INSTRUCTIONS FOR THE TASK | Output each entry below as it stands, leaving out every picture.

[Saved entries]
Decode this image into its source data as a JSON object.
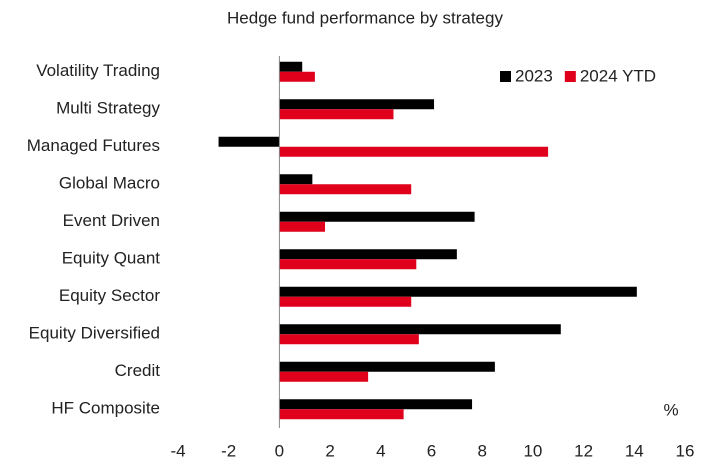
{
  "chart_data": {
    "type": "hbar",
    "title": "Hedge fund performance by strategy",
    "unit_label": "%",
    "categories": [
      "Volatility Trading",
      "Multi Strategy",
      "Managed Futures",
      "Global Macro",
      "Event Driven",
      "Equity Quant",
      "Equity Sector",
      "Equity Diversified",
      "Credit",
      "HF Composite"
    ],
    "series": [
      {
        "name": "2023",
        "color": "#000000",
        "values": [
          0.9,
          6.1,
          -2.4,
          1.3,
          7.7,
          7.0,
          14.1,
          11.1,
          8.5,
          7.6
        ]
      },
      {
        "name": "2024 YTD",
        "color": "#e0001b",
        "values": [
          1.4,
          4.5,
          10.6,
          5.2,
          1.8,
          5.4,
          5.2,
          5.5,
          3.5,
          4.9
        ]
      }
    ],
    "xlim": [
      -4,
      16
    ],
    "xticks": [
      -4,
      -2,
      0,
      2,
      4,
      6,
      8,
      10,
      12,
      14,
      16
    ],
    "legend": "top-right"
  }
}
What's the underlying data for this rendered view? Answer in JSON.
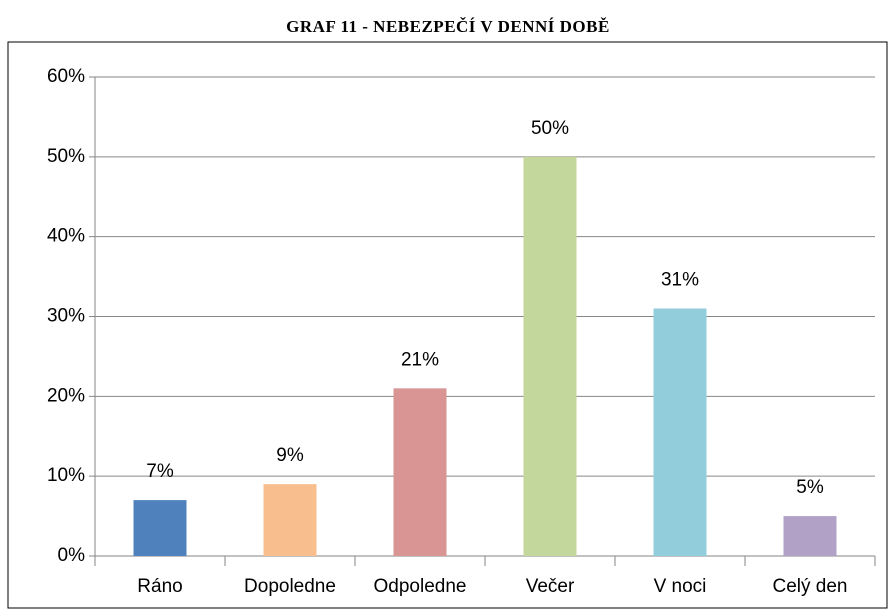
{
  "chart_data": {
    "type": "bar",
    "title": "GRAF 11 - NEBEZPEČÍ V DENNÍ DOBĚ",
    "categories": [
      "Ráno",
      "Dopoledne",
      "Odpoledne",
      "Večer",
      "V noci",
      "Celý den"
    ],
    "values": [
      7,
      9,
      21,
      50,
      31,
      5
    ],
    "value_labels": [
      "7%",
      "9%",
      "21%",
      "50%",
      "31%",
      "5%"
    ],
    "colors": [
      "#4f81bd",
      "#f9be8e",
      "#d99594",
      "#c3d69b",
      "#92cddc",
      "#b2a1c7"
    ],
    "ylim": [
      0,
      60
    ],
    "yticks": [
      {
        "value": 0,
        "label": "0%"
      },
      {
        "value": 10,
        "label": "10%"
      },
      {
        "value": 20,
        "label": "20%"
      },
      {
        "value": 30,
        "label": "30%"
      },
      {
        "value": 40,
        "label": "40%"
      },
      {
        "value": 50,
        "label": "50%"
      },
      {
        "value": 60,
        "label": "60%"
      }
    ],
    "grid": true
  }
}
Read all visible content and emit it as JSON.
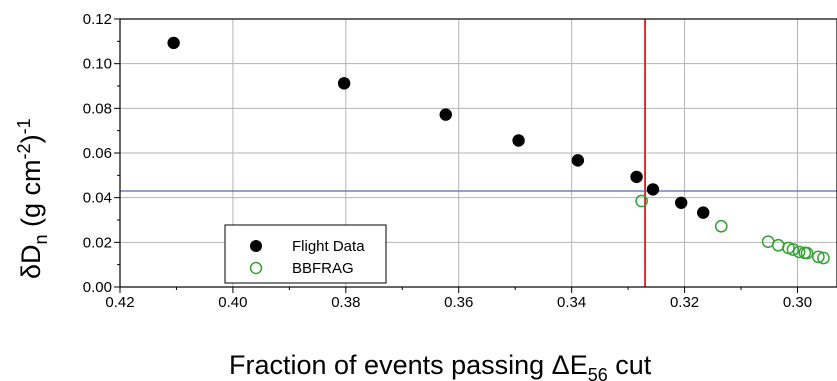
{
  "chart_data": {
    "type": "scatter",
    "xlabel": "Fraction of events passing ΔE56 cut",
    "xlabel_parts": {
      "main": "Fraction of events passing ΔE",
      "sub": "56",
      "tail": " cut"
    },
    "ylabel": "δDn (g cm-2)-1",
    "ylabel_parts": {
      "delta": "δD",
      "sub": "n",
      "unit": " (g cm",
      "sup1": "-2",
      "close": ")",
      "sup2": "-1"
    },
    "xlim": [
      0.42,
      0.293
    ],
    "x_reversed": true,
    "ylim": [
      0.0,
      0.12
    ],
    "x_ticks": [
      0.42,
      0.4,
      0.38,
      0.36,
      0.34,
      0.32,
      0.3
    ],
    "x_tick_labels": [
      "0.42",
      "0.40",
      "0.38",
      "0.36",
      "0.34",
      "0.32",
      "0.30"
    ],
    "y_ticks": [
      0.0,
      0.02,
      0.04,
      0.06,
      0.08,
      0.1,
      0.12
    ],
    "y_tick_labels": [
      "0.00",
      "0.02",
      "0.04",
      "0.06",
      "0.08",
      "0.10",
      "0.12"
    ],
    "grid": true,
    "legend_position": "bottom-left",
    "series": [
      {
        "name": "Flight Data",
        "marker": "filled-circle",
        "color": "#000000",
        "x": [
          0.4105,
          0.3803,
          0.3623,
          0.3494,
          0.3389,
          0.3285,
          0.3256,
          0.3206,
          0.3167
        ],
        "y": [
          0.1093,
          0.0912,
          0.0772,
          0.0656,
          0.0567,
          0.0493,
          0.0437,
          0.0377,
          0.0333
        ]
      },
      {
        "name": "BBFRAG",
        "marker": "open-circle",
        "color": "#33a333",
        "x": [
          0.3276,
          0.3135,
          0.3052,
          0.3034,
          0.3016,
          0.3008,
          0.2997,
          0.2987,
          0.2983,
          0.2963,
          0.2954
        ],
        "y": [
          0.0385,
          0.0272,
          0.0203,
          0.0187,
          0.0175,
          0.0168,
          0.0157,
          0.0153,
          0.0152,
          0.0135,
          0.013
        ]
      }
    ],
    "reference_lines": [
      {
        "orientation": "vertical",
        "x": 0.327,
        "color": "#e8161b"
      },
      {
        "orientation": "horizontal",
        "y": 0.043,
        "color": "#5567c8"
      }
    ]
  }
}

ANSWER FOR THIS EXERCISE |
Decode this image into its source data as a JSON object.
{
  "chart_data": {
    "type": "hbar",
    "title": "Hedge fund performance by strategy",
    "unit_label": "%",
    "categories": [
      "Volatility Trading",
      "Multi Strategy",
      "Managed Futures",
      "Global Macro",
      "Event Driven",
      "Equity Quant",
      "Equity Sector",
      "Equity Diversified",
      "Credit",
      "HF Composite"
    ],
    "series": [
      {
        "name": "2023",
        "color": "#000000",
        "values": [
          0.9,
          6.1,
          -2.4,
          1.3,
          7.7,
          7.0,
          14.1,
          11.1,
          8.5,
          7.6
        ]
      },
      {
        "name": "2024 YTD",
        "color": "#e0001b",
        "values": [
          1.4,
          4.5,
          10.6,
          5.2,
          1.8,
          5.4,
          5.2,
          5.5,
          3.5,
          4.9
        ]
      }
    ],
    "xlim": [
      -4,
      16
    ],
    "xticks": [
      -4,
      -2,
      0,
      2,
      4,
      6,
      8,
      10,
      12,
      14,
      16
    ],
    "legend": "top-right"
  }
}
What's the underlying data for this rendered view? Answer in JSON.
{
  "chart_data": {
    "type": "bar",
    "title": "GRAF 11 - NEBEZPEČÍ V DENNÍ DOBĚ",
    "categories": [
      "Ráno",
      "Dopoledne",
      "Odpoledne",
      "Večer",
      "V noci",
      "Celý den"
    ],
    "values": [
      7,
      9,
      21,
      50,
      31,
      5
    ],
    "value_labels": [
      "7%",
      "9%",
      "21%",
      "50%",
      "31%",
      "5%"
    ],
    "colors": [
      "#4f81bd",
      "#f9be8e",
      "#d99594",
      "#c3d69b",
      "#92cddc",
      "#b2a1c7"
    ],
    "ylim": [
      0,
      60
    ],
    "yticks": [
      {
        "value": 0,
        "label": "0%"
      },
      {
        "value": 10,
        "label": "10%"
      },
      {
        "value": 20,
        "label": "20%"
      },
      {
        "value": 30,
        "label": "30%"
      },
      {
        "value": 40,
        "label": "40%"
      },
      {
        "value": 50,
        "label": "50%"
      },
      {
        "value": 60,
        "label": "60%"
      }
    ],
    "grid": true
  }
}
Read all visible content and emit it as JSON.
{
  "chart_data": {
    "type": "scatter",
    "xlabel": "Fraction of events passing ΔE56 cut",
    "xlabel_parts": {
      "main": "Fraction of events passing ΔE",
      "sub": "56",
      "tail": " cut"
    },
    "ylabel": "δDn (g cm-2)-1",
    "ylabel_parts": {
      "delta": "δD",
      "sub": "n",
      "unit": " (g cm",
      "sup1": "-2",
      "close": ")",
      "sup2": "-1"
    },
    "xlim": [
      0.42,
      0.293
    ],
    "x_reversed": true,
    "ylim": [
      0.0,
      0.12
    ],
    "x_ticks": [
      0.42,
      0.4,
      0.38,
      0.36,
      0.34,
      0.32,
      0.3
    ],
    "x_tick_labels": [
      "0.42",
      "0.40",
      "0.38",
      "0.36",
      "0.34",
      "0.32",
      "0.30"
    ],
    "y_ticks": [
      0.0,
      0.02,
      0.04,
      0.06,
      0.08,
      0.1,
      0.12
    ],
    "y_tick_labels": [
      "0.00",
      "0.02",
      "0.04",
      "0.06",
      "0.08",
      "0.10",
      "0.12"
    ],
    "grid": true,
    "legend_position": "bottom-left",
    "series": [
      {
        "name": "Flight Data",
        "marker": "filled-circle",
        "color": "#000000",
        "x": [
          0.4105,
          0.3803,
          0.3623,
          0.3494,
          0.3389,
          0.3285,
          0.3256,
          0.3206,
          0.3167
        ],
        "y": [
          0.1093,
          0.0912,
          0.0772,
          0.0656,
          0.0567,
          0.0493,
          0.0437,
          0.0377,
          0.0333
        ]
      },
      {
        "name": "BBFRAG",
        "marker": "open-circle",
        "color": "#33a333",
        "x": [
          0.3276,
          0.3135,
          0.3052,
          0.3034,
          0.3016,
          0.3008,
          0.2997,
          0.2987,
          0.2983,
          0.2963,
          0.2954
        ],
        "y": [
          0.0385,
          0.0272,
          0.0203,
          0.0187,
          0.0175,
          0.0168,
          0.0157,
          0.0153,
          0.0152,
          0.0135,
          0.013
        ]
      }
    ],
    "reference_lines": [
      {
        "orientation": "vertical",
        "x": 0.327,
        "color": "#e8161b"
      },
      {
        "orientation": "horizontal",
        "y": 0.043,
        "color": "#5567c8"
      }
    ]
  }
}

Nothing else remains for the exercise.